- [Task] Tally the lines of the data that include the word "Burlingame" and state the total, nothing else.

- [Exercise material]
Begin
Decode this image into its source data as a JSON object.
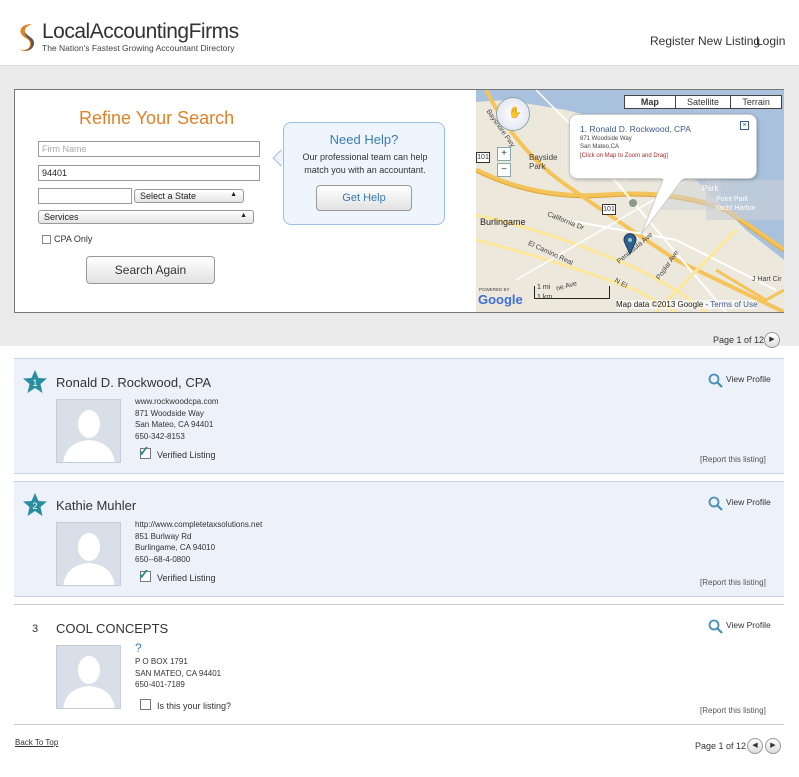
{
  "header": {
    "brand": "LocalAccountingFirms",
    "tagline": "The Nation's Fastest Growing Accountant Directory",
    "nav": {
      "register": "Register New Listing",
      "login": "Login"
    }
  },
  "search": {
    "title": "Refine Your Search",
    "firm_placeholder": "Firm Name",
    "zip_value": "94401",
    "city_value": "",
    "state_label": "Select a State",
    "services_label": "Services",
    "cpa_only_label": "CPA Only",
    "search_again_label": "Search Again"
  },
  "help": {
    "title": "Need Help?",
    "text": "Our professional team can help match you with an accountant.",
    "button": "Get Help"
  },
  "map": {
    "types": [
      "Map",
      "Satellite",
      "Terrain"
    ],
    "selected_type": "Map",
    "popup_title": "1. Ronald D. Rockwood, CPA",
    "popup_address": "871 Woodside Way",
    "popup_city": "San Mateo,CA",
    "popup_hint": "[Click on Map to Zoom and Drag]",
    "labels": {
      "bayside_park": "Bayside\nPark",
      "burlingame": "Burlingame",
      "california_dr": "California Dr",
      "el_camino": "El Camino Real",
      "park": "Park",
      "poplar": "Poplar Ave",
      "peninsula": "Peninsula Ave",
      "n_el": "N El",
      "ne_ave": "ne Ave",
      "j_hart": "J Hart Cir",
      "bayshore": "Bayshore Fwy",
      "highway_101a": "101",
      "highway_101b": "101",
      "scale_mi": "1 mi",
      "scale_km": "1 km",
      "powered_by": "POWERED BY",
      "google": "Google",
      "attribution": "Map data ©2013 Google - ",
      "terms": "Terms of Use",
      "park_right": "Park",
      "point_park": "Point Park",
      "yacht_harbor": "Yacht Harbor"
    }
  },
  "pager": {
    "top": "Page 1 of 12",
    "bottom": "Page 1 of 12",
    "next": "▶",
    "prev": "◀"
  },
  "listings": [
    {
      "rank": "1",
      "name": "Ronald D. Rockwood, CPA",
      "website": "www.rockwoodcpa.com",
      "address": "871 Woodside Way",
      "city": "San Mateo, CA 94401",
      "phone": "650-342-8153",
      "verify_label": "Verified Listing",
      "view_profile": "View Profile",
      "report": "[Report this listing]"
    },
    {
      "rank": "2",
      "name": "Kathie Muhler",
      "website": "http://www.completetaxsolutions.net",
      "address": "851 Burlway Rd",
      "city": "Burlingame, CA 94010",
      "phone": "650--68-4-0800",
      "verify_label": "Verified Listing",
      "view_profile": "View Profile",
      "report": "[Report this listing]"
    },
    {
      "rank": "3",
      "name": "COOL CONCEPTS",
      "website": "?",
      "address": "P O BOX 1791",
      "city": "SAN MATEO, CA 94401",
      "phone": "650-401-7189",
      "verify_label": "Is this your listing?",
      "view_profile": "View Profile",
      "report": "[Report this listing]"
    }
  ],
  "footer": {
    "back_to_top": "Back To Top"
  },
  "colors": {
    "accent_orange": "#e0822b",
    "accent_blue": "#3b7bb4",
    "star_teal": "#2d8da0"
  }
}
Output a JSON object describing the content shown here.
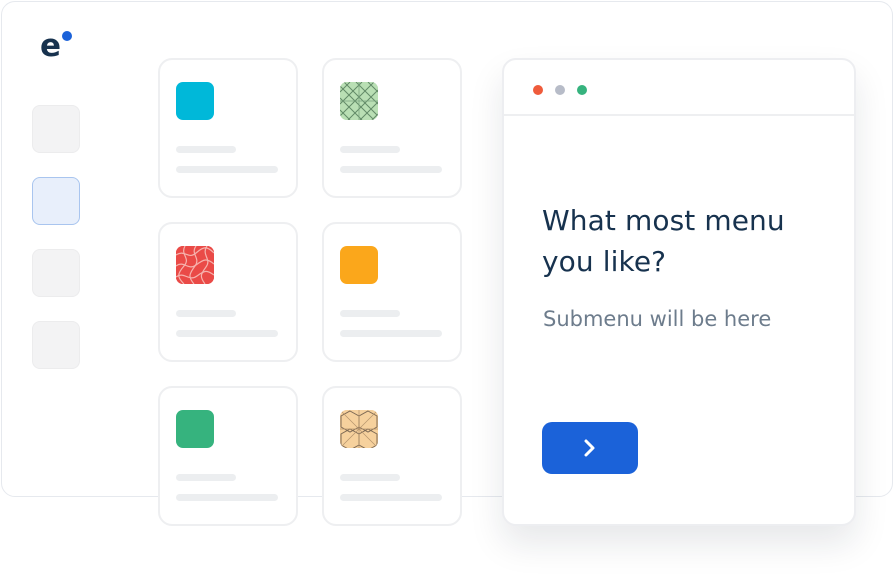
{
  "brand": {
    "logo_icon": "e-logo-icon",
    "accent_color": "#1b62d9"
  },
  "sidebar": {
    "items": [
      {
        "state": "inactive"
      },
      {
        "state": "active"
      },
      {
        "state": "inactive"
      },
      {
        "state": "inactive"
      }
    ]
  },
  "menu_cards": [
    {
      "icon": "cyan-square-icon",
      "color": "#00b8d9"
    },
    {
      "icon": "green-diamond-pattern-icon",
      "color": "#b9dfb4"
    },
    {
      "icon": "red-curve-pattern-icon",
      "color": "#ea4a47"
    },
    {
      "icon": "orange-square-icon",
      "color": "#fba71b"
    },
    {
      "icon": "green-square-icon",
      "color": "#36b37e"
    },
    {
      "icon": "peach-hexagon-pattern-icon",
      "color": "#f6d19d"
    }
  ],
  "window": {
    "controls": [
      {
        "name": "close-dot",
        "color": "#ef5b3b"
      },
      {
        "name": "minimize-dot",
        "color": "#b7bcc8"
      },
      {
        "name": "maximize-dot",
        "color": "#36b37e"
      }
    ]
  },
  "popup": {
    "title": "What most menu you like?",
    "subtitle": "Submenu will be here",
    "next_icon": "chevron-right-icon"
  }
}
End
- [Reply to the exercise] 2